» THE INPUT
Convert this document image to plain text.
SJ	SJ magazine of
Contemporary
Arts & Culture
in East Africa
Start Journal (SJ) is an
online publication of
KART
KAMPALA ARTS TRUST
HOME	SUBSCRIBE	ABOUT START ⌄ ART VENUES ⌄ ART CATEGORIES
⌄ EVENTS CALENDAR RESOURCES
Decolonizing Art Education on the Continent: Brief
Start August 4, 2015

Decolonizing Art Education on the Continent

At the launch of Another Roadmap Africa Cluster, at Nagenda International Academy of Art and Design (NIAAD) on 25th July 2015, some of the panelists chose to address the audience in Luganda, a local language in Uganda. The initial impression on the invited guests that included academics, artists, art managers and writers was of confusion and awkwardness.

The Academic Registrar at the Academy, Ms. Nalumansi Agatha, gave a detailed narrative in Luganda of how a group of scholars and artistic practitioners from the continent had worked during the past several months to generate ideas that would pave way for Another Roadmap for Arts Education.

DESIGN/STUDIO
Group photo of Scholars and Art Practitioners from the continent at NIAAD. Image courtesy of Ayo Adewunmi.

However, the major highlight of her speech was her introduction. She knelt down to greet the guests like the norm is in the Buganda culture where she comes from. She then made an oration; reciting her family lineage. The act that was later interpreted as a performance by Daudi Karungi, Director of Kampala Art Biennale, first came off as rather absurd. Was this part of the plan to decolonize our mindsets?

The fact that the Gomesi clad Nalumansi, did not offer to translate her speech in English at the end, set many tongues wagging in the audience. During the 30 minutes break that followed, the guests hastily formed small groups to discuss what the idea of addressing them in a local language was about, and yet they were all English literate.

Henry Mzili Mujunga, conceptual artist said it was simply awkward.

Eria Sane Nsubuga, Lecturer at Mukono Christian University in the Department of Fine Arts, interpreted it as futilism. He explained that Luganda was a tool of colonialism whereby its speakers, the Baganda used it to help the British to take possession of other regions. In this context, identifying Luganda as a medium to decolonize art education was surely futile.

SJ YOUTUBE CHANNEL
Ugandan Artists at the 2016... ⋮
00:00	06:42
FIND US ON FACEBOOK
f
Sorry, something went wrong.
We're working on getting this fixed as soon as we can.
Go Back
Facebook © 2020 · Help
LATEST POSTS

» YOUR GOAL
Output every entry shown above, exactly.

» EXERCISE OUTPUT
Convert this document image to plain text.
SJ	SJ magazine of
Contemporary
Arts & Culture
in East Africa
Start Journal (SJ) is an
online publication of
KART
KAMPALA ARTS TRUST
HOME	SUBSCRIBE	ABOUT START ⌄ ART VENUES ⌄ ART CATEGORIES
⌄ EVENTS CALENDAR RESOURCES
Decolonizing Art Education on the Continent: Brief
Start August 4, 2015

Decolonizing Art Education on the Continent

At the launch of Another Roadmap Africa Cluster, at Nagenda International Academy of Art and Design (NIAAD) on 25th July 2015, some of the panelists chose to address the audience in Luganda, a local language in Uganda. The initial impression on the invited guests that included academics, artists, art managers and writers was of confusion and awkwardness.

The Academic Registrar at the Academy, Ms. Nalumansi Agatha, gave a detailed narrative in Luganda of how a group of scholars and artistic practitioners from the continent had worked during the past several months to generate ideas that would pave way for Another Roadmap for Arts Education.

DESIGN/STUDIO
Group photo of Scholars and Art Practitioners from the continent at NIAAD. Image courtesy of Ayo Adewunmi.

However, the major highlight of her speech was her introduction. She knelt down to greet the guests like the norm is in the Buganda culture where she comes from. She then made an oration; reciting her family lineage. The act that was later interpreted as a performance by Daudi Karungi, Director of Kampala Art Biennale, first came off as rather absurd. Was this part of the plan to decolonize our mindsets?

The fact that the Gomesi clad Nalumansi, did not offer to translate her speech in English at the end, set many tongues wagging in the audience. During the 30 minutes break that followed, the guests hastily formed small groups to discuss what the idea of addressing them in a local language was about, and yet they were all English literate.

Henry Mzili Mujunga, conceptual artist said it was simply awkward.

Eria Sane Nsubuga, Lecturer at Mukono Christian University in the Department of Fine Arts, interpreted it as futilism. He explained that Luganda was a tool of colonialism whereby its speakers, the Baganda used it to help the British to take possession of other regions. In this context, identifying Luganda as a medium to decolonize art education was surely futile.

SJ YOUTUBE CHANNEL
Ugandan Artists at the 2016... ⋮
00:00	06:42
FIND US ON FACEBOOK
f
Sorry, something went wrong.
We're working on getting this fixed as soon as we can.
Go Back
Facebook © 2020 · Help
LATEST POSTS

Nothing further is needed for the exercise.